Write every record out again exactly, and keep images out of it.

Stored data:
##############################

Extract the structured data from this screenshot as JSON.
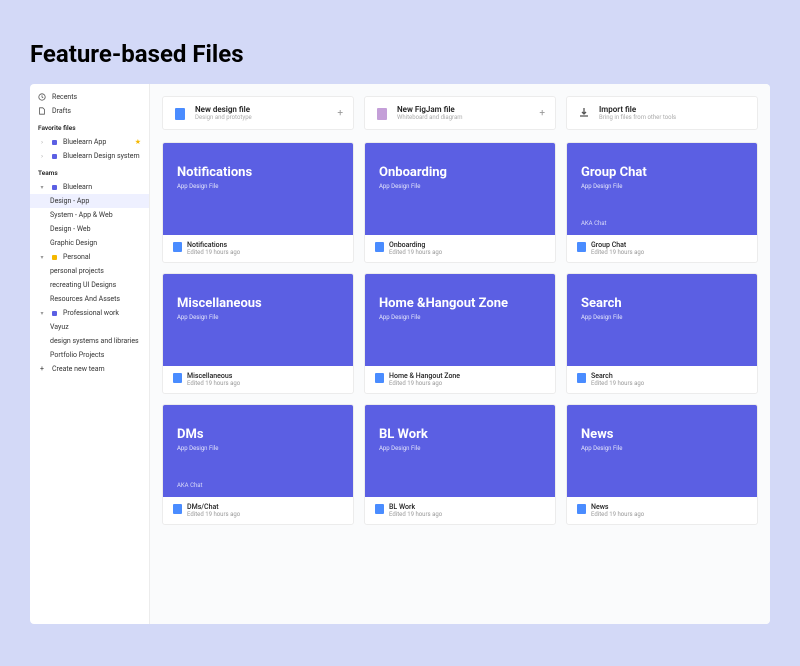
{
  "page_title": "Feature-based Files",
  "colors": {
    "accent": "#5b5fe3",
    "file_icon": "#4a8cff",
    "figjam": "#c49fd8",
    "star": "#f5b800"
  },
  "sidebar": {
    "top": [
      {
        "label": "Recents",
        "icon": "clock"
      },
      {
        "label": "Drafts",
        "icon": "file"
      }
    ],
    "fav_section": "Favorite files",
    "favorites": [
      {
        "label": "Bluelearn App",
        "starred": true,
        "color": "#5b5fe3"
      },
      {
        "label": "Bluelearn Design system",
        "starred": false,
        "color": "#5b5fe3"
      }
    ],
    "teams_section": "Teams",
    "teams": [
      {
        "label": "Bluelearn",
        "expanded": true,
        "color": "#5b5fe3",
        "items": [
          {
            "label": "Design - App",
            "active": true
          },
          {
            "label": "System - App & Web"
          },
          {
            "label": "Design - Web"
          },
          {
            "label": "Graphic Design"
          }
        ]
      },
      {
        "label": "Personal",
        "expanded": true,
        "color": "#f5b800",
        "items": [
          {
            "label": "personal projects"
          },
          {
            "label": "recreating UI Designs"
          },
          {
            "label": "Resources And Assets"
          }
        ]
      },
      {
        "label": "Professional work",
        "expanded": true,
        "color": "#5b5fe3",
        "items": [
          {
            "label": "Vayuz"
          },
          {
            "label": "design systems and libraries"
          },
          {
            "label": "Portfolio Projects"
          }
        ]
      }
    ],
    "create_team": "Create new team"
  },
  "actions": [
    {
      "title": "New design file",
      "subtitle": "Design and prototype",
      "icon": "design",
      "plus": true
    },
    {
      "title": "New FigJam file",
      "subtitle": "Whiteboard and diagram",
      "icon": "figjam",
      "plus": true
    },
    {
      "title": "Import file",
      "subtitle": "Bring in files from other tools",
      "icon": "import",
      "plus": false
    }
  ],
  "files": [
    {
      "thumb_title": "Notifications",
      "thumb_sub": "App Design File",
      "aka": "",
      "name": "Notifications",
      "edited": "Edited 19 hours ago"
    },
    {
      "thumb_title": "Onboarding",
      "thumb_sub": "App Design File",
      "aka": "",
      "name": "Onboarding",
      "edited": "Edited 19 hours ago"
    },
    {
      "thumb_title": "Group Chat",
      "thumb_sub": "App Design File",
      "aka": "AKA Chat",
      "name": "Group Chat",
      "edited": "Edited 19 hours ago"
    },
    {
      "thumb_title": "Miscellaneous",
      "thumb_sub": "App Design File",
      "aka": "",
      "name": "Miscellaneous",
      "edited": "Edited 19 hours ago"
    },
    {
      "thumb_title": "Home &Hangout Zone",
      "thumb_sub": "App Design File",
      "aka": "",
      "name": "Home & Hangout Zone",
      "edited": "Edited 19 hours ago"
    },
    {
      "thumb_title": "Search",
      "thumb_sub": "App Design File",
      "aka": "",
      "name": "Search",
      "edited": "Edited 19 hours ago"
    },
    {
      "thumb_title": "DMs",
      "thumb_sub": "App Design File",
      "aka": "AKA Chat",
      "name": "DMs/Chat",
      "edited": "Edited 19 hours ago"
    },
    {
      "thumb_title": "BL Work",
      "thumb_sub": "App Design File",
      "aka": "",
      "name": "BL Work",
      "edited": "Edited 19 hours ago"
    },
    {
      "thumb_title": "News",
      "thumb_sub": "App Design File",
      "aka": "",
      "name": "News",
      "edited": "Edited 19 hours ago"
    }
  ]
}
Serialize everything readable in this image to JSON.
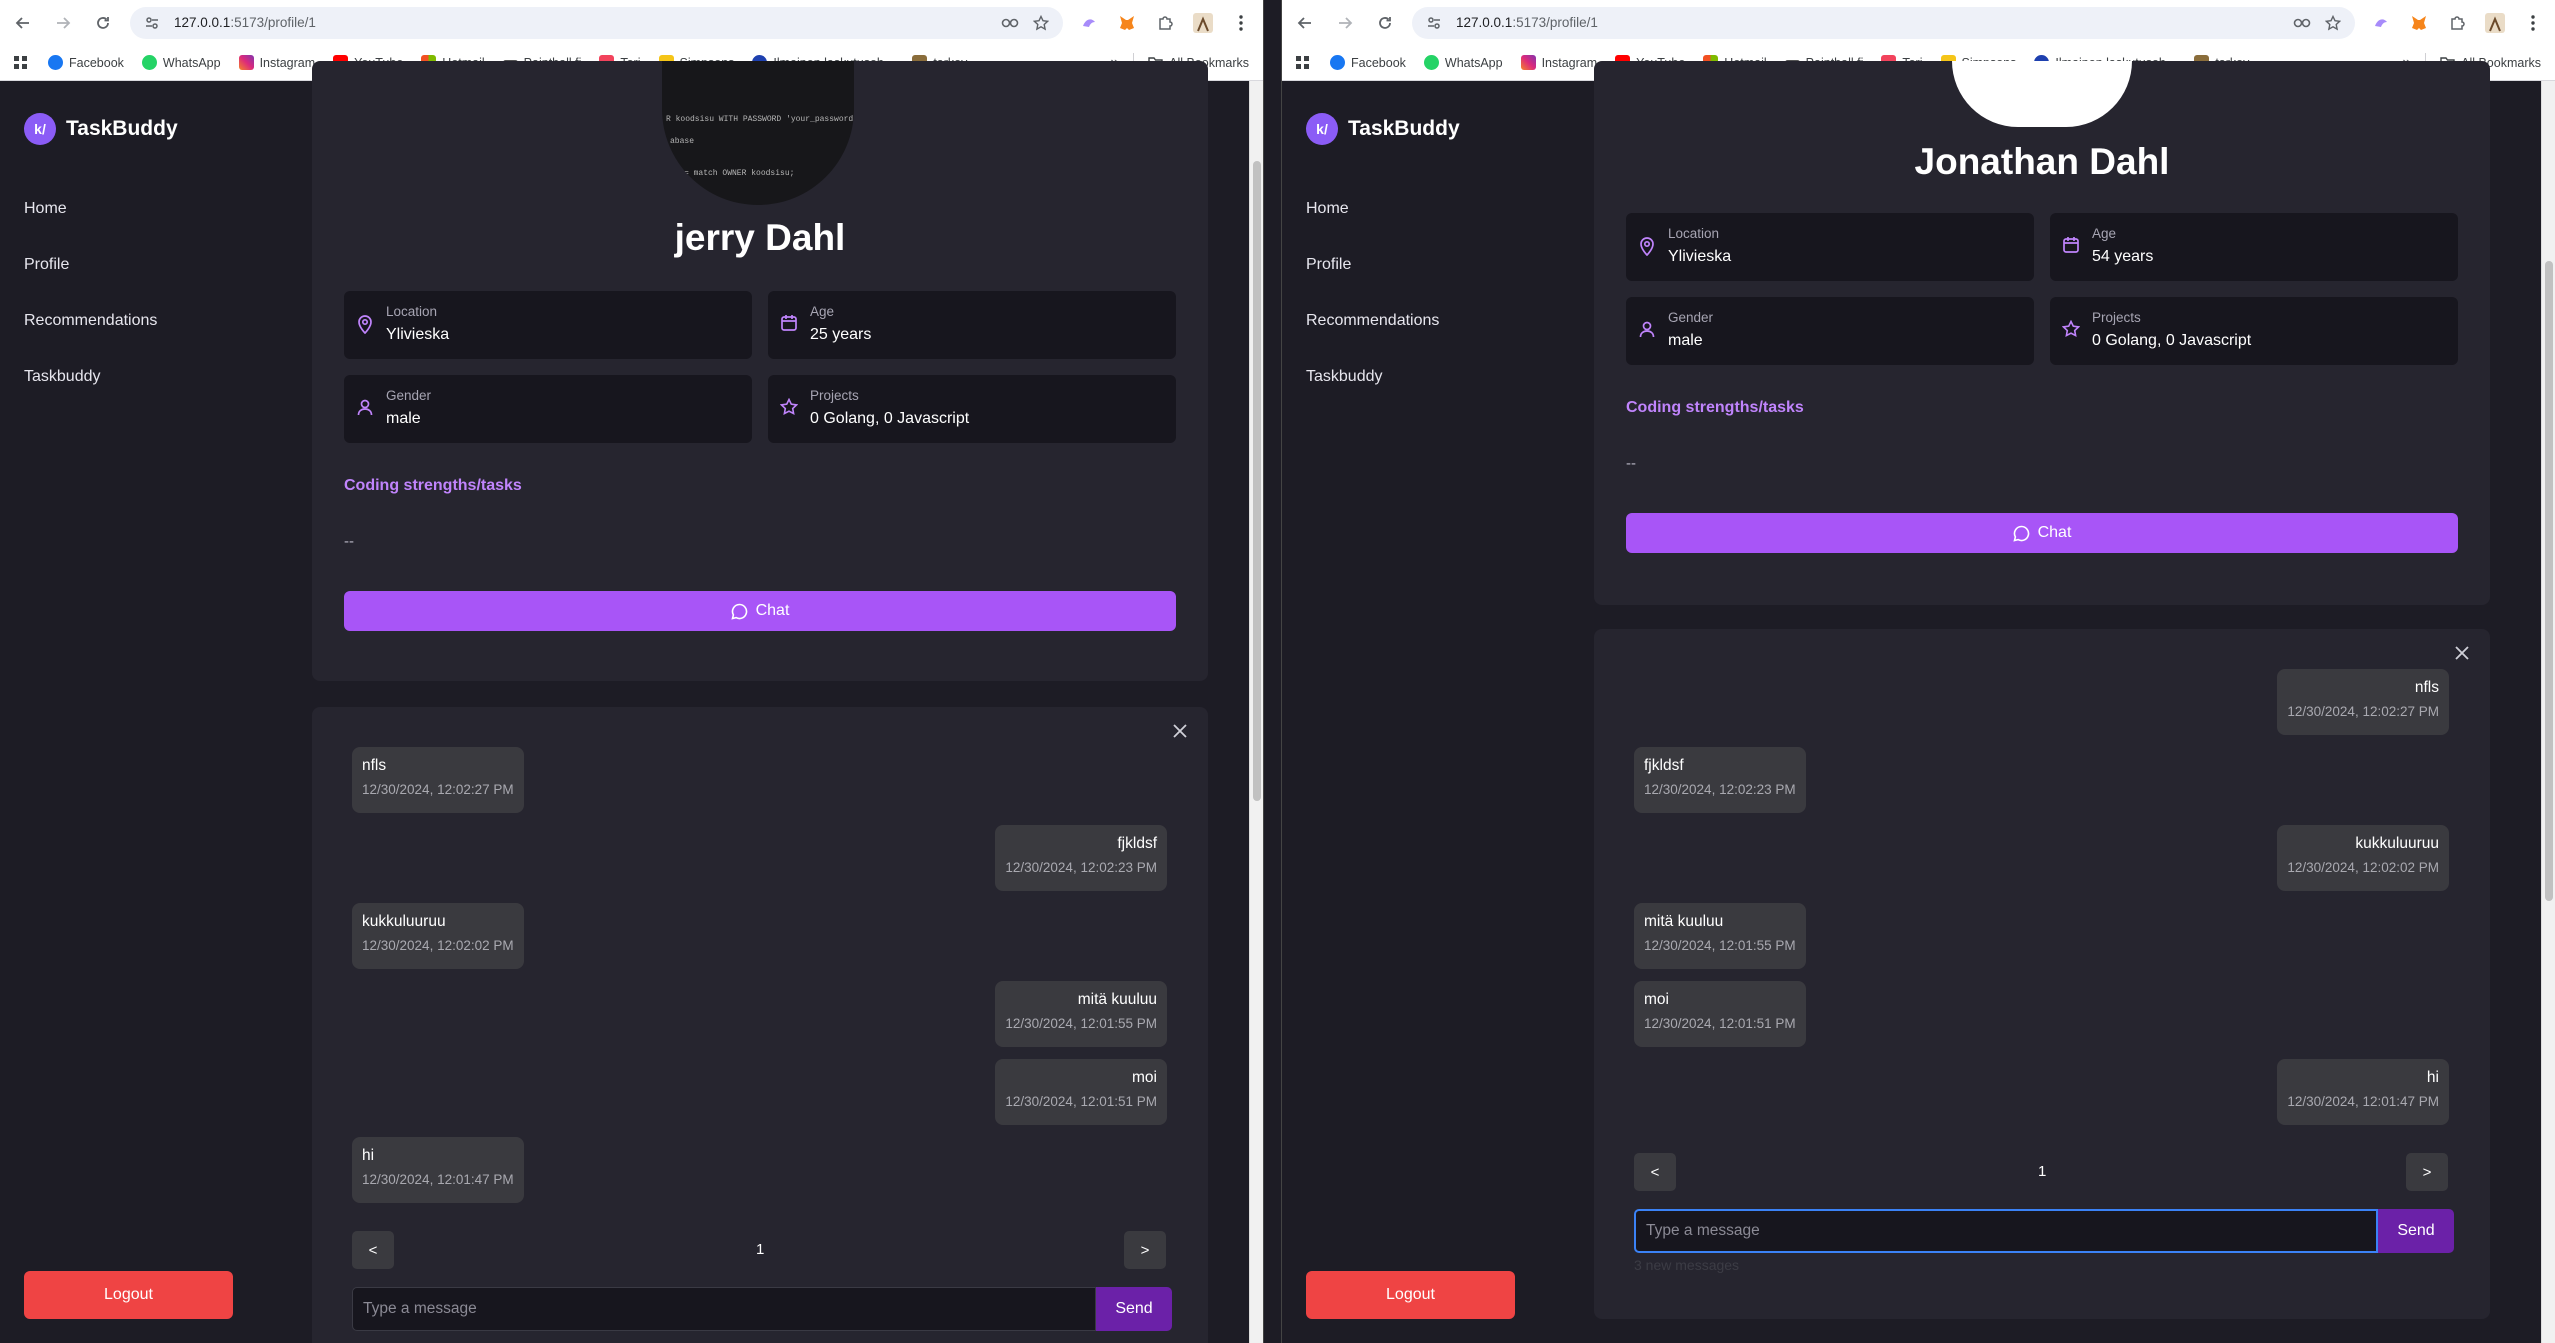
{
  "colors": {
    "accent": "#a855f7",
    "logout": "#ef4444",
    "send": "#6b21a8",
    "bg": "#1d1c25",
    "card": "#26252f",
    "msg_bubble": "#3a3a3f"
  },
  "browser": {
    "url_host": "127.0.0.1",
    "url_path": ":5173/profile/1",
    "bookmarks": [
      {
        "label": "Facebook",
        "icon": "facebook-icon"
      },
      {
        "label": "WhatsApp",
        "icon": "whatsapp-icon"
      },
      {
        "label": "Instagram",
        "icon": "instagram-icon"
      },
      {
        "label": "YouTube",
        "icon": "youtube-icon"
      },
      {
        "label": "Hotmail",
        "icon": "microsoft-icon"
      },
      {
        "label": "Paintball.fi",
        "icon": "paintball-icon"
      },
      {
        "label": "Tori",
        "icon": "tori-icon"
      },
      {
        "label": "Simpsons",
        "icon": "simpsons-icon"
      },
      {
        "label": "Ilmainen laskutusoh...",
        "icon": "laskutus-icon"
      },
      {
        "label": "tarkov",
        "icon": "tarkov-icon"
      }
    ],
    "more": "»",
    "all_bookmarks": "All Bookmarks"
  },
  "app": {
    "logo_text": "k/",
    "brand": "TaskBuddy",
    "nav": [
      "Home",
      "Profile",
      "Recommendations",
      "Taskbuddy"
    ],
    "logout": "Logout"
  },
  "left": {
    "avatar_code": [
      "R koodsisu WITH PASSWORD 'your_password'",
      "abase",
      "= match OWNER koodsisu;"
    ],
    "name": "jerry Dahl",
    "location_label": "Location",
    "location": "Ylivieska",
    "age_label": "Age",
    "age": "25 years",
    "gender_label": "Gender",
    "gender": "male",
    "projects_label": "Projects",
    "projects": "0 Golang, 0 Javascript",
    "strengths_label": "Coding strengths/tasks",
    "strengths_value": "--",
    "chat_label": "Chat",
    "messages": [
      {
        "text": "nfls",
        "date": "12/30/2024, 12:02:27 PM",
        "side": "left"
      },
      {
        "text": "fjkldsf",
        "date": "12/30/2024, 12:02:23 PM",
        "side": "right"
      },
      {
        "text": "kukkuluuruu",
        "date": "12/30/2024, 12:02:02 PM",
        "side": "left"
      },
      {
        "text": "mitä kuuluu",
        "date": "12/30/2024, 12:01:55 PM",
        "side": "right"
      },
      {
        "text": "moi",
        "date": "12/30/2024, 12:01:51 PM",
        "side": "right"
      },
      {
        "text": "hi",
        "date": "12/30/2024, 12:01:47 PM",
        "side": "left"
      }
    ],
    "prev": "<",
    "next": ">",
    "page": "1",
    "input_placeholder": "Type a message",
    "send": "Send"
  },
  "right": {
    "name": "Jonathan Dahl",
    "location_label": "Location",
    "location": "Ylivieska",
    "age_label": "Age",
    "age": "54 years",
    "gender_label": "Gender",
    "gender": "male",
    "projects_label": "Projects",
    "projects": "0 Golang, 0 Javascript",
    "strengths_label": "Coding strengths/tasks",
    "strengths_value": "--",
    "chat_label": "Chat",
    "messages": [
      {
        "text": "nfls",
        "date": "12/30/2024, 12:02:27 PM",
        "side": "right"
      },
      {
        "text": "fjkldsf",
        "date": "12/30/2024, 12:02:23 PM",
        "side": "left"
      },
      {
        "text": "kukkuluuruu",
        "date": "12/30/2024, 12:02:02 PM",
        "side": "right"
      },
      {
        "text": "mitä kuuluu",
        "date": "12/30/2024, 12:01:55 PM",
        "side": "left"
      },
      {
        "text": "moi",
        "date": "12/30/2024, 12:01:51 PM",
        "side": "left"
      },
      {
        "text": "hi",
        "date": "12/30/2024, 12:01:47 PM",
        "side": "right"
      }
    ],
    "prev": "<",
    "next": ">",
    "page": "1",
    "input_placeholder": "Type a message",
    "send": "Send",
    "new_messages": "3 new messages"
  }
}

##############################

> **SOLUTION TO THIS EXERCISE**:
Extract the structured data from this screenshot as JSON.
{
  "page_title": "Feature-based Files",
  "colors": {
    "accent": "#5b5fe3",
    "file_icon": "#4a8cff",
    "figjam": "#c49fd8",
    "star": "#f5b800"
  },
  "sidebar": {
    "top": [
      {
        "label": "Recents",
        "icon": "clock"
      },
      {
        "label": "Drafts",
        "icon": "file"
      }
    ],
    "fav_section": "Favorite files",
    "favorites": [
      {
        "label": "Bluelearn App",
        "starred": true,
        "color": "#5b5fe3"
      },
      {
        "label": "Bluelearn Design system",
        "starred": false,
        "color": "#5b5fe3"
      }
    ],
    "teams_section": "Teams",
    "teams": [
      {
        "label": "Bluelearn",
        "expanded": true,
        "color": "#5b5fe3",
        "items": [
          {
            "label": "Design - App",
            "active": true
          },
          {
            "label": "System - App & Web"
          },
          {
            "label": "Design - Web"
          },
          {
            "label": "Graphic Design"
          }
        ]
      },
      {
        "label": "Personal",
        "expanded": true,
        "color": "#f5b800",
        "items": [
          {
            "label": "personal projects"
          },
          {
            "label": "recreating UI Designs"
          },
          {
            "label": "Resources And Assets"
          }
        ]
      },
      {
        "label": "Professional work",
        "expanded": true,
        "color": "#5b5fe3",
        "items": [
          {
            "label": "Vayuz"
          },
          {
            "label": "design systems and libraries"
          },
          {
            "label": "Portfolio Projects"
          }
        ]
      }
    ],
    "create_team": "Create new team"
  },
  "actions": [
    {
      "title": "New design file",
      "subtitle": "Design and prototype",
      "icon": "design",
      "plus": true
    },
    {
      "title": "New FigJam file",
      "subtitle": "Whiteboard and diagram",
      "icon": "figjam",
      "plus": true
    },
    {
      "title": "Import file",
      "subtitle": "Bring in files from other tools",
      "icon": "import",
      "plus": false
    }
  ],
  "files": [
    {
      "thumb_title": "Notifications",
      "thumb_sub": "App Design File",
      "aka": "",
      "name": "Notifications",
      "edited": "Edited 19 hours ago"
    },
    {
      "thumb_title": "Onboarding",
      "thumb_sub": "App Design File",
      "aka": "",
      "name": "Onboarding",
      "edited": "Edited 19 hours ago"
    },
    {
      "thumb_title": "Group Chat",
      "thumb_sub": "App Design File",
      "aka": "AKA Chat",
      "name": "Group Chat",
      "edited": "Edited 19 hours ago"
    },
    {
      "thumb_title": "Miscellaneous",
      "thumb_sub": "App Design File",
      "aka": "",
      "name": "Miscellaneous",
      "edited": "Edited 19 hours ago"
    },
    {
      "thumb_title": "Home &Hangout Zone",
      "thumb_sub": "App Design File",
      "aka": "",
      "name": "Home & Hangout Zone",
      "edited": "Edited 19 hours ago"
    },
    {
      "thumb_title": "Search",
      "thumb_sub": "App Design File",
      "aka": "",
      "name": "Search",
      "edited": "Edited 19 hours ago"
    },
    {
      "thumb_title": "DMs",
      "thumb_sub": "App Design File",
      "aka": "AKA Chat",
      "name": "DMs/Chat",
      "edited": "Edited 19 hours ago"
    },
    {
      "thumb_title": "BL Work",
      "thumb_sub": "App Design File",
      "aka": "",
      "name": "BL Work",
      "edited": "Edited 19 hours ago"
    },
    {
      "thumb_title": "News",
      "thumb_sub": "App Design File",
      "aka": "",
      "name": "News",
      "edited": "Edited 19 hours ago"
    }
  ]
}
Serialize everything readable in this image to JSON.
{
  "colors": {
    "accent": "#a855f7",
    "logout": "#ef4444",
    "send": "#6b21a8",
    "bg": "#1d1c25",
    "card": "#26252f",
    "msg_bubble": "#3a3a3f"
  },
  "browser": {
    "url_host": "127.0.0.1",
    "url_path": ":5173/profile/1",
    "bookmarks": [
      {
        "label": "Facebook",
        "icon": "facebook-icon"
      },
      {
        "label": "WhatsApp",
        "icon": "whatsapp-icon"
      },
      {
        "label": "Instagram",
        "icon": "instagram-icon"
      },
      {
        "label": "YouTube",
        "icon": "youtube-icon"
      },
      {
        "label": "Hotmail",
        "icon": "microsoft-icon"
      },
      {
        "label": "Paintball.fi",
        "icon": "paintball-icon"
      },
      {
        "label": "Tori",
        "icon": "tori-icon"
      },
      {
        "label": "Simpsons",
        "icon": "simpsons-icon"
      },
      {
        "label": "Ilmainen laskutusoh...",
        "icon": "laskutus-icon"
      },
      {
        "label": "tarkov",
        "icon": "tarkov-icon"
      }
    ],
    "more": "»",
    "all_bookmarks": "All Bookmarks"
  },
  "app": {
    "logo_text": "k/",
    "brand": "TaskBuddy",
    "nav": [
      "Home",
      "Profile",
      "Recommendations",
      "Taskbuddy"
    ],
    "logout": "Logout"
  },
  "left": {
    "avatar_code": [
      "R koodsisu WITH PASSWORD 'your_password'",
      "abase",
      "= match OWNER koodsisu;"
    ],
    "name": "jerry Dahl",
    "location_label": "Location",
    "location": "Ylivieska",
    "age_label": "Age",
    "age": "25 years",
    "gender_label": "Gender",
    "gender": "male",
    "projects_label": "Projects",
    "projects": "0 Golang, 0 Javascript",
    "strengths_label": "Coding strengths/tasks",
    "strengths_value": "--",
    "chat_label": "Chat",
    "messages": [
      {
        "text": "nfls",
        "date": "12/30/2024, 12:02:27 PM",
        "side": "left"
      },
      {
        "text": "fjkldsf",
        "date": "12/30/2024, 12:02:23 PM",
        "side": "right"
      },
      {
        "text": "kukkuluuruu",
        "date": "12/30/2024, 12:02:02 PM",
        "side": "left"
      },
      {
        "text": "mitä kuuluu",
        "date": "12/30/2024, 12:01:55 PM",
        "side": "right"
      },
      {
        "text": "moi",
        "date": "12/30/2024, 12:01:51 PM",
        "side": "right"
      },
      {
        "text": "hi",
        "date": "12/30/2024, 12:01:47 PM",
        "side": "left"
      }
    ],
    "prev": "<",
    "next": ">",
    "page": "1",
    "input_placeholder": "Type a message",
    "send": "Send"
  },
  "right": {
    "name": "Jonathan Dahl",
    "location_label": "Location",
    "location": "Ylivieska",
    "age_label": "Age",
    "age": "54 years",
    "gender_label": "Gender",
    "gender": "male",
    "projects_label": "Projects",
    "projects": "0 Golang, 0 Javascript",
    "strengths_label": "Coding strengths/tasks",
    "strengths_value": "--",
    "chat_label": "Chat",
    "messages": [
      {
        "text": "nfls",
        "date": "12/30/2024, 12:02:27 PM",
        "side": "right"
      },
      {
        "text": "fjkldsf",
        "date": "12/30/2024, 12:02:23 PM",
        "side": "left"
      },
      {
        "text": "kukkuluuruu",
        "date": "12/30/2024, 12:02:02 PM",
        "side": "right"
      },
      {
        "text": "mitä kuuluu",
        "date": "12/30/2024, 12:01:55 PM",
        "side": "left"
      },
      {
        "text": "moi",
        "date": "12/30/2024, 12:01:51 PM",
        "side": "left"
      },
      {
        "text": "hi",
        "date": "12/30/2024, 12:01:47 PM",
        "side": "right"
      }
    ],
    "prev": "<",
    "next": ">",
    "page": "1",
    "input_placeholder": "Type a message",
    "send": "Send",
    "new_messages": "3 new messages"
  }
}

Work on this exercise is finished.